__DATASET ENTRIES__.
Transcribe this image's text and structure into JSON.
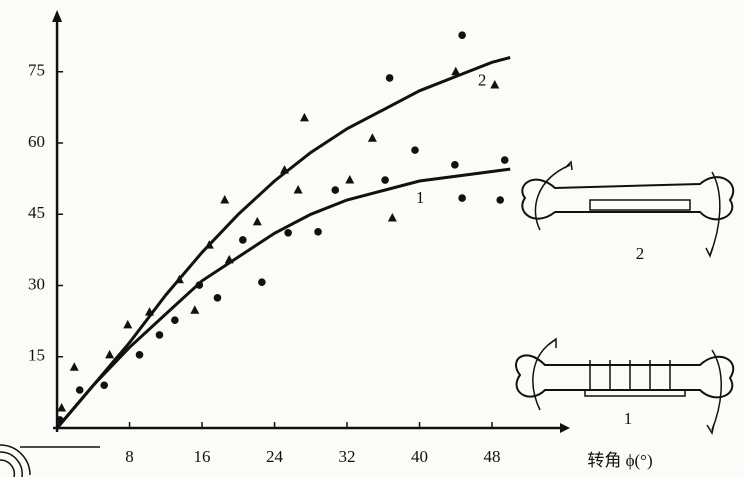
{
  "chart_data": {
    "type": "scatter",
    "x_label": "转角 ϕ(°)",
    "xlim": [
      -1,
      55.5
    ],
    "ylim": [
      0,
      88
    ],
    "xticks": [
      8,
      16,
      24,
      32,
      40,
      48
    ],
    "yticks": [
      15,
      30,
      45,
      60,
      75
    ],
    "series": [
      {
        "marker": "triangle",
        "color": "#111111",
        "x": [
          0.5,
          1.9,
          5.8,
          7.8,
          10.2,
          13.5,
          15.2,
          16.8,
          18.5,
          19,
          22.1,
          25.1,
          26.6,
          27.3,
          32.3,
          34.8,
          37,
          44,
          48.3
        ],
        "values": [
          4.2,
          12.8,
          15.4,
          21.7,
          24.4,
          31.2,
          24.8,
          38.5,
          48,
          35.4,
          43.4,
          54.3,
          50.1,
          65.3,
          52.2,
          61,
          44.2,
          75,
          72.2
        ]
      },
      {
        "marker": "dot",
        "color": "#111111",
        "x": [
          0.3,
          2.5,
          5.2,
          9.1,
          11.3,
          13,
          15.7,
          17.7,
          20.5,
          22.6,
          25.5,
          28.8,
          30.7,
          36.2,
          36.7,
          39.5,
          43.9,
          44.7,
          44.7,
          48.9,
          49.4
        ],
        "values": [
          1.7,
          8,
          9,
          15.4,
          19.6,
          22.7,
          30.1,
          27.4,
          39.6,
          30.7,
          41.1,
          41.3,
          50.1,
          52.2,
          73.7,
          58.5,
          55.4,
          48.4,
          82.7,
          48,
          56.4
        ]
      },
      {
        "name": "2",
        "marker": "curve",
        "color": "#111111",
        "x": [
          0,
          4,
          8,
          12,
          16,
          20,
          24,
          28,
          32,
          36,
          40,
          44,
          48,
          50
        ],
        "values": [
          0,
          9,
          18,
          28,
          37,
          45,
          52,
          58,
          63,
          67,
          71,
          74,
          77,
          78
        ]
      },
      {
        "name": "1",
        "marker": "curve",
        "color": "#111111",
        "x": [
          0,
          4,
          8,
          12,
          16,
          20,
          24,
          28,
          32,
          36,
          40,
          44,
          48,
          50
        ],
        "values": [
          0,
          9,
          17,
          24,
          31,
          36,
          41,
          45,
          48,
          50,
          52,
          53,
          54,
          54.5
        ]
      }
    ],
    "insets": [
      {
        "label": "2"
      },
      {
        "label": "1"
      }
    ]
  }
}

__WHAT IS EXPECTED__.
Each record must be quoted in full and exactly. Do not include the pictures.

__WRITTEN RESPONSE__.
Transcribe this image's text and structure into JSON.
{
  "chart_data": {
    "type": "scatter",
    "x_label": "转角 ϕ(°)",
    "xlim": [
      -1,
      55.5
    ],
    "ylim": [
      0,
      88
    ],
    "xticks": [
      8,
      16,
      24,
      32,
      40,
      48
    ],
    "yticks": [
      15,
      30,
      45,
      60,
      75
    ],
    "series": [
      {
        "marker": "triangle",
        "color": "#111111",
        "x": [
          0.5,
          1.9,
          5.8,
          7.8,
          10.2,
          13.5,
          15.2,
          16.8,
          18.5,
          19,
          22.1,
          25.1,
          26.6,
          27.3,
          32.3,
          34.8,
          37,
          44,
          48.3
        ],
        "values": [
          4.2,
          12.8,
          15.4,
          21.7,
          24.4,
          31.2,
          24.8,
          38.5,
          48,
          35.4,
          43.4,
          54.3,
          50.1,
          65.3,
          52.2,
          61,
          44.2,
          75,
          72.2
        ]
      },
      {
        "marker": "dot",
        "color": "#111111",
        "x": [
          0.3,
          2.5,
          5.2,
          9.1,
          11.3,
          13,
          15.7,
          17.7,
          20.5,
          22.6,
          25.5,
          28.8,
          30.7,
          36.2,
          36.7,
          39.5,
          43.9,
          44.7,
          44.7,
          48.9,
          49.4
        ],
        "values": [
          1.7,
          8,
          9,
          15.4,
          19.6,
          22.7,
          30.1,
          27.4,
          39.6,
          30.7,
          41.1,
          41.3,
          50.1,
          52.2,
          73.7,
          58.5,
          55.4,
          48.4,
          82.7,
          48,
          56.4
        ]
      },
      {
        "name": "2",
        "marker": "curve",
        "color": "#111111",
        "x": [
          0,
          4,
          8,
          12,
          16,
          20,
          24,
          28,
          32,
          36,
          40,
          44,
          48,
          50
        ],
        "values": [
          0,
          9,
          18,
          28,
          37,
          45,
          52,
          58,
          63,
          67,
          71,
          74,
          77,
          78
        ]
      },
      {
        "name": "1",
        "marker": "curve",
        "color": "#111111",
        "x": [
          0,
          4,
          8,
          12,
          16,
          20,
          24,
          28,
          32,
          36,
          40,
          44,
          48,
          50
        ],
        "values": [
          0,
          9,
          17,
          24,
          31,
          36,
          41,
          45,
          48,
          50,
          52,
          53,
          54,
          54.5
        ]
      }
    ],
    "insets": [
      {
        "label": "2"
      },
      {
        "label": "1"
      }
    ]
  }
}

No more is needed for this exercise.